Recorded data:
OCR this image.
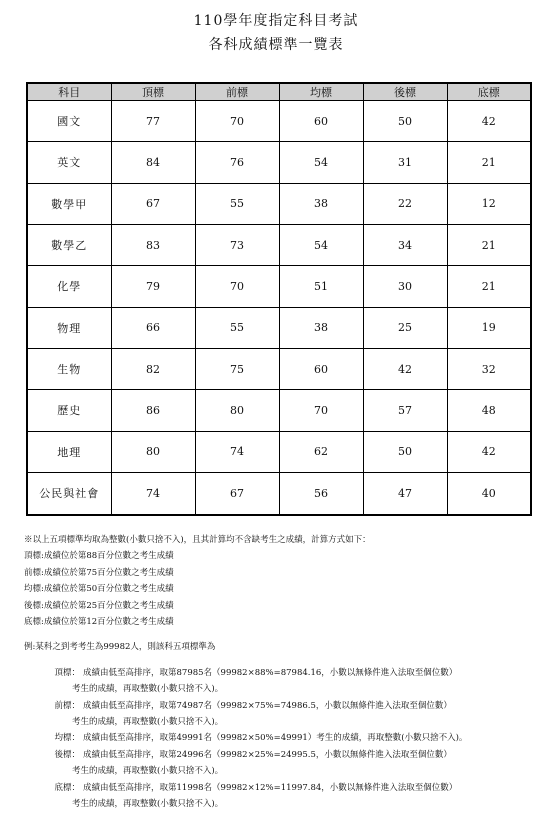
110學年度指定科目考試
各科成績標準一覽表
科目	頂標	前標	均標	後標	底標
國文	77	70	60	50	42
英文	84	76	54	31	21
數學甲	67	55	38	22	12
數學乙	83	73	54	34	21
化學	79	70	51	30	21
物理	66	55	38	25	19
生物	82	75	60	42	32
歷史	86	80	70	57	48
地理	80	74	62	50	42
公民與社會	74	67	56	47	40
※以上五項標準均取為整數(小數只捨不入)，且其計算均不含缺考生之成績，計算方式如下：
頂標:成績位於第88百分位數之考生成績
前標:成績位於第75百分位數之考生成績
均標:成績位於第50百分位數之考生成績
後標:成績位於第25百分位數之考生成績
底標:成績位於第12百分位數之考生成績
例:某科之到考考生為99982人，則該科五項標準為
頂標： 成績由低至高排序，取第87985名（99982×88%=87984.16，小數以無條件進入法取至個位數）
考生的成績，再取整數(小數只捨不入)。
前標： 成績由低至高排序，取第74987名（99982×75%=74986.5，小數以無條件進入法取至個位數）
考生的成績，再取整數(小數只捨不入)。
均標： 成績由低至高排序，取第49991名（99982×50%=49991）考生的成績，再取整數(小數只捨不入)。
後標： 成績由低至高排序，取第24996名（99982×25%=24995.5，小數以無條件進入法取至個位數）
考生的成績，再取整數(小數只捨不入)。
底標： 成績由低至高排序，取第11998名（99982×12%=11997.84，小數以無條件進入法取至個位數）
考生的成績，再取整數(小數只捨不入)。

What the task asks —
In the entries above, find every line with the word "成績由低至高排序" and list it.

Task solution —
頂標： 成績由低至高排序，取第87985名（99982×88%=87984.16，小數以無條件進入法取至個位數）
前標： 成績由低至高排序，取第74987名（99982×75%=74986.5，小數以無條件進入法取至個位數）
均標： 成績由低至高排序，取第49991名（99982×50%=49991）考生的成績，再取整數(小數只捨不入)。
後標： 成績由低至高排序，取第24996名（99982×25%=24995.5，小數以無條件進入法取至個位數）
底標： 成績由低至高排序，取第11998名（99982×12%=11997.84，小數以無條件進入法取至個位數）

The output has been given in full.